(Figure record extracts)
_____
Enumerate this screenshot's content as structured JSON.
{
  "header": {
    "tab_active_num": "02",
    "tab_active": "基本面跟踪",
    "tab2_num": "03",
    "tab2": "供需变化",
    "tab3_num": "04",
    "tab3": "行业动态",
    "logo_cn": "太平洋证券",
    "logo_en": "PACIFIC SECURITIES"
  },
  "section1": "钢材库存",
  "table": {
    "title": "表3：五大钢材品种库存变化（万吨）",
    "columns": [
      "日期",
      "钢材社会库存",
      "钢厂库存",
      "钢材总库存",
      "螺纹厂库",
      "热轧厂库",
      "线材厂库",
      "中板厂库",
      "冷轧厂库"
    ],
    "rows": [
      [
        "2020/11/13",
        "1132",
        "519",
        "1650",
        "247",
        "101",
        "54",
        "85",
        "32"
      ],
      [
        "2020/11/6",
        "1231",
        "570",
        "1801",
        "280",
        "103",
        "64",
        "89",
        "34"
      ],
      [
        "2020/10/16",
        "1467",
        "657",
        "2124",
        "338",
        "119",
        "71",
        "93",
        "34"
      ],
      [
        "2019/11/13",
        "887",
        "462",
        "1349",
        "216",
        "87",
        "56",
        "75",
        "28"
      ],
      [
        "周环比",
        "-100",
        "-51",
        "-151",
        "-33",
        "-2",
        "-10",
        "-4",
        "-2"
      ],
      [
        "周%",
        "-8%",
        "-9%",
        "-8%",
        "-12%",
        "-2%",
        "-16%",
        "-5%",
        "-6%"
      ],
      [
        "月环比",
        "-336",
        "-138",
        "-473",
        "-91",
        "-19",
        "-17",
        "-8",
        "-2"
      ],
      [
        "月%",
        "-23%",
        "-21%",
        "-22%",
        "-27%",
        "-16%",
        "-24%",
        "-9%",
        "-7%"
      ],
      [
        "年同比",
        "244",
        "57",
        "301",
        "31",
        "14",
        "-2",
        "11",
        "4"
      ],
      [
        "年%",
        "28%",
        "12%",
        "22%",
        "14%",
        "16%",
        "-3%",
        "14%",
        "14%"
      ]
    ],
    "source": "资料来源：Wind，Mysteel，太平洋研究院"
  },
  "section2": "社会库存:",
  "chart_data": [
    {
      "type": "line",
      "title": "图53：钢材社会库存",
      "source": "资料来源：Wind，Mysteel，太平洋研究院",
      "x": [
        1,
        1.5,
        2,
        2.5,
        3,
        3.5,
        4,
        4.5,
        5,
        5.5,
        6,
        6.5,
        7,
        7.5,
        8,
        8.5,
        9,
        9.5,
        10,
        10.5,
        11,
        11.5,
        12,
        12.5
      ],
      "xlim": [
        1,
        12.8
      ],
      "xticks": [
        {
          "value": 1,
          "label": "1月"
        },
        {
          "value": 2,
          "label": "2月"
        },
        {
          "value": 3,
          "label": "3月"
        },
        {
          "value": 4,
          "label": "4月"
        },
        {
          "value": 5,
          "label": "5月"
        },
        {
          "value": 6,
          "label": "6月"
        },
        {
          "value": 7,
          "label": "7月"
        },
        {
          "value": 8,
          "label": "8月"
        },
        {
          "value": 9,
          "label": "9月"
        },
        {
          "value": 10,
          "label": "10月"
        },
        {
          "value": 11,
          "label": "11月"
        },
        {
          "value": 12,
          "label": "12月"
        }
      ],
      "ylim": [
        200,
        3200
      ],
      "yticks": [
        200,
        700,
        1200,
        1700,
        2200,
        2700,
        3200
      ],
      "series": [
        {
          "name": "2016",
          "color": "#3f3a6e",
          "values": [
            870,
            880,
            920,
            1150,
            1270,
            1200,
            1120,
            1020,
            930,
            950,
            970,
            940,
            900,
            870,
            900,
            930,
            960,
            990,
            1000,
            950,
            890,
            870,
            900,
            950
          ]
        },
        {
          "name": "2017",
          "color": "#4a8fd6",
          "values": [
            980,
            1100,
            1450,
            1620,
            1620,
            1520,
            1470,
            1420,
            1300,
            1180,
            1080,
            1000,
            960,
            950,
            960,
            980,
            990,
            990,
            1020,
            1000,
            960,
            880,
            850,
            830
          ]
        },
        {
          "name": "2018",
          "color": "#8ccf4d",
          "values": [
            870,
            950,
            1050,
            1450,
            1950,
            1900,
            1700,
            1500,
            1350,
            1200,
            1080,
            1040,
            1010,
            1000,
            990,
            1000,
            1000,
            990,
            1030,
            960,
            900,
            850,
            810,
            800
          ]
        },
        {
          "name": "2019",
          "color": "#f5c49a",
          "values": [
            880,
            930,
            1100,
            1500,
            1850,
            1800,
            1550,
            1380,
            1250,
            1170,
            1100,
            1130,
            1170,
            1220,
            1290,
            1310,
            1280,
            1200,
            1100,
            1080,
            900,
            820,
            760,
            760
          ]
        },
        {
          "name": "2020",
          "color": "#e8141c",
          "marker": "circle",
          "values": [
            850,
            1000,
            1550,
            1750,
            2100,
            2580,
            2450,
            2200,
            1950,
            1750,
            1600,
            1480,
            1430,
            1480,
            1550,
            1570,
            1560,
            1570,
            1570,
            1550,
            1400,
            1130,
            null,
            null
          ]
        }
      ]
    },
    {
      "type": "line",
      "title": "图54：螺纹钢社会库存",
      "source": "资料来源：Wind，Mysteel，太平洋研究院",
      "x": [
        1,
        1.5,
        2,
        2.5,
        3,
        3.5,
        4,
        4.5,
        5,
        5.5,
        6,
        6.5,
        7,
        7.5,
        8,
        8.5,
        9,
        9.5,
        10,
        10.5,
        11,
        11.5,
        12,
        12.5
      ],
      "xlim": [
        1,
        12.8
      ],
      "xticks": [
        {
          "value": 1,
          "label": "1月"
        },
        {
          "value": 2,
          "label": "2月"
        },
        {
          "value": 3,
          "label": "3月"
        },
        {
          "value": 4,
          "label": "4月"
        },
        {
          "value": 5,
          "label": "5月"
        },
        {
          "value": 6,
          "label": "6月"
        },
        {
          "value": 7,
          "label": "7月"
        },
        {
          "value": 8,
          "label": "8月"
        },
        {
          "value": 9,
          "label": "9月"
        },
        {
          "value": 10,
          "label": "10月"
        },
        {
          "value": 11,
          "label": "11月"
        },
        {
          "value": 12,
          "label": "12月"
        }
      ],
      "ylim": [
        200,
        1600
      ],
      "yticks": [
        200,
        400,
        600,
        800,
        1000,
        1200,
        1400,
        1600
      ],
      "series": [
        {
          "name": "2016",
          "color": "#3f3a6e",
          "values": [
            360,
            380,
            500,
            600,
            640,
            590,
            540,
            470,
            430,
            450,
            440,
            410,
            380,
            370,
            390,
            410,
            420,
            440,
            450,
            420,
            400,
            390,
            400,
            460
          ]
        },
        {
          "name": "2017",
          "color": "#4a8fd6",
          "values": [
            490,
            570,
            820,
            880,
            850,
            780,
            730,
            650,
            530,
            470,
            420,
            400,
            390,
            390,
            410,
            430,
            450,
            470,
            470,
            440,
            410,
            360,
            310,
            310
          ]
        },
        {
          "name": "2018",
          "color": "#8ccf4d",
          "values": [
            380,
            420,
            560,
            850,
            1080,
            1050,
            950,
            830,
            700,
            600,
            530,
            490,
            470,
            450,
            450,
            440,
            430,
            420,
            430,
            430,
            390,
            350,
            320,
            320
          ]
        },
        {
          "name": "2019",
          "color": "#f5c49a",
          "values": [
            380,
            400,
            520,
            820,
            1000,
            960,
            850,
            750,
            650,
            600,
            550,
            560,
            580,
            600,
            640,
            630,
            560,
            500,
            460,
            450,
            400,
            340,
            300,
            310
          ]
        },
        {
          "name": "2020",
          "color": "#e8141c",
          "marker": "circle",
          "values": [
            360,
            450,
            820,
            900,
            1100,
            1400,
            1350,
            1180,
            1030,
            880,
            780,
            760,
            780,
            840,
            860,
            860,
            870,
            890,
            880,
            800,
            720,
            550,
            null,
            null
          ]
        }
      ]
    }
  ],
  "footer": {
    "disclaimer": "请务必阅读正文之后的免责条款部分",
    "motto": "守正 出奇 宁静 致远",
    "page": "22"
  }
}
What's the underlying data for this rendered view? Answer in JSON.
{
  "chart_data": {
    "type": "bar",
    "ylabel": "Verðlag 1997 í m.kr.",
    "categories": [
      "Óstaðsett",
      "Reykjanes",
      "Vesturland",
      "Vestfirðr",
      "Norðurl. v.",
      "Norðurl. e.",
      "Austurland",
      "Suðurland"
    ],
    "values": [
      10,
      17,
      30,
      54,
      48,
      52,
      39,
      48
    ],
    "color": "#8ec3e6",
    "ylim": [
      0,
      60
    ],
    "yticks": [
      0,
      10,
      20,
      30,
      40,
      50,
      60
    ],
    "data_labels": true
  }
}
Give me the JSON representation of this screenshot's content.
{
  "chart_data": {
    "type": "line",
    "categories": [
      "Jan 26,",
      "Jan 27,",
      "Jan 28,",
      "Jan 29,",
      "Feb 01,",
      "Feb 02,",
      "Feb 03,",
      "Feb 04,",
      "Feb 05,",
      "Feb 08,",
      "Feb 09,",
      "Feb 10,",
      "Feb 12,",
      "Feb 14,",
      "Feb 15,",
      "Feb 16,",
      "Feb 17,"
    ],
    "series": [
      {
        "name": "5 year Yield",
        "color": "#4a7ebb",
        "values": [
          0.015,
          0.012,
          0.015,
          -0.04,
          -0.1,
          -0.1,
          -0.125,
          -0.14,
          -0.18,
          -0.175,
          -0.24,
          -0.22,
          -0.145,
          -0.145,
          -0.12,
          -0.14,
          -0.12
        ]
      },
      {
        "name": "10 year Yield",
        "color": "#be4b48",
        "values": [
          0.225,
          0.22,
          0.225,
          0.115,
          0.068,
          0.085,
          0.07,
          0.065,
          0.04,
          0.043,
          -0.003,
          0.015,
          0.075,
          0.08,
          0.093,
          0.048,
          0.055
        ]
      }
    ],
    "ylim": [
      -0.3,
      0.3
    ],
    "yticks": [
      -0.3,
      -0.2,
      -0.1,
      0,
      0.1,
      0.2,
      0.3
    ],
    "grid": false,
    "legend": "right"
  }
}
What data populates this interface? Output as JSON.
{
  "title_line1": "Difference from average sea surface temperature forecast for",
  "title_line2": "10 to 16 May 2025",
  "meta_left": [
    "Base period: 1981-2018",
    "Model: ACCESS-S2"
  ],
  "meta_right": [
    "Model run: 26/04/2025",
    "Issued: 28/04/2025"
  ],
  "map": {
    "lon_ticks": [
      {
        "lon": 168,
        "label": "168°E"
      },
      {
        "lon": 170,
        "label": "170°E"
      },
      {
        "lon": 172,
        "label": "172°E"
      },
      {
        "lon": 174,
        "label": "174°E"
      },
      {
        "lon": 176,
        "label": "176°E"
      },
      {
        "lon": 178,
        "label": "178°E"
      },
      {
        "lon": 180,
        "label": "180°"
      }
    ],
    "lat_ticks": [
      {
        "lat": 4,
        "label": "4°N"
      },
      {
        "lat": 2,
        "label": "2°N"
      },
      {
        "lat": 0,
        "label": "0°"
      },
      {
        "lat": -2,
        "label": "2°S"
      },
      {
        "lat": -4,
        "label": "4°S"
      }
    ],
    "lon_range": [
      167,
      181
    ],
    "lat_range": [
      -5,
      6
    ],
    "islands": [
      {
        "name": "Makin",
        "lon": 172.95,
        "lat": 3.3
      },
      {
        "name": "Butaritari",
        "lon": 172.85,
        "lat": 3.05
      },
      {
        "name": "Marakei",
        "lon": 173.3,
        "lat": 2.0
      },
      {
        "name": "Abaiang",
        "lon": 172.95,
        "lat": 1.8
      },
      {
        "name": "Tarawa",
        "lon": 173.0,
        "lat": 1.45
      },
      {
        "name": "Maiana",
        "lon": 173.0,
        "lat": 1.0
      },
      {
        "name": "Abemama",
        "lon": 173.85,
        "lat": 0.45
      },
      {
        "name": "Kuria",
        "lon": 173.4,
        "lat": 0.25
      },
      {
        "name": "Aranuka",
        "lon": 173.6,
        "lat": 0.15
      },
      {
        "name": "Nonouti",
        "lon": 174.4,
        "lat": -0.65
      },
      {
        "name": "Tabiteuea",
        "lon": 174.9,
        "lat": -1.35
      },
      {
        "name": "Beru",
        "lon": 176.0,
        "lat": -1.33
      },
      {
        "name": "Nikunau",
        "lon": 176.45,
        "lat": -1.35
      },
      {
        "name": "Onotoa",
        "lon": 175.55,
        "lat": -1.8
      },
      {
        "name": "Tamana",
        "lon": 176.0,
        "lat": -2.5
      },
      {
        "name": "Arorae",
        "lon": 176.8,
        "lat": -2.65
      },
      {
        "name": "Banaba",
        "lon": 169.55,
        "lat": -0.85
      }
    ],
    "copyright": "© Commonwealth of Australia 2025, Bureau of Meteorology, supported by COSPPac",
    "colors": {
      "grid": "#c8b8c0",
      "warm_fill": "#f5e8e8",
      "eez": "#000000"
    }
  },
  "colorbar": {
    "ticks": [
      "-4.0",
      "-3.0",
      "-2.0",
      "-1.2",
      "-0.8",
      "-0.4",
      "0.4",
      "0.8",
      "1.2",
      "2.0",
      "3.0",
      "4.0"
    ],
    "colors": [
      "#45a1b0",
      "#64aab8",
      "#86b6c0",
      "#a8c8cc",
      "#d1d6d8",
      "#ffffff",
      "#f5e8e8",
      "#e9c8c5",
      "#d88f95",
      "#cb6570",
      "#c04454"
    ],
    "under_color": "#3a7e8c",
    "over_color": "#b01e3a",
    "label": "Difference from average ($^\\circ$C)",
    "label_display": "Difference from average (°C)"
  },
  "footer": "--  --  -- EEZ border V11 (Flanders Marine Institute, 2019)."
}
_____
Challenge: Copy out every line where the word "content" occurs.

Solution to the problem:
Enumerate this screenshot's content as structured JSON.
Give me the JSON representation of this screenshot's content.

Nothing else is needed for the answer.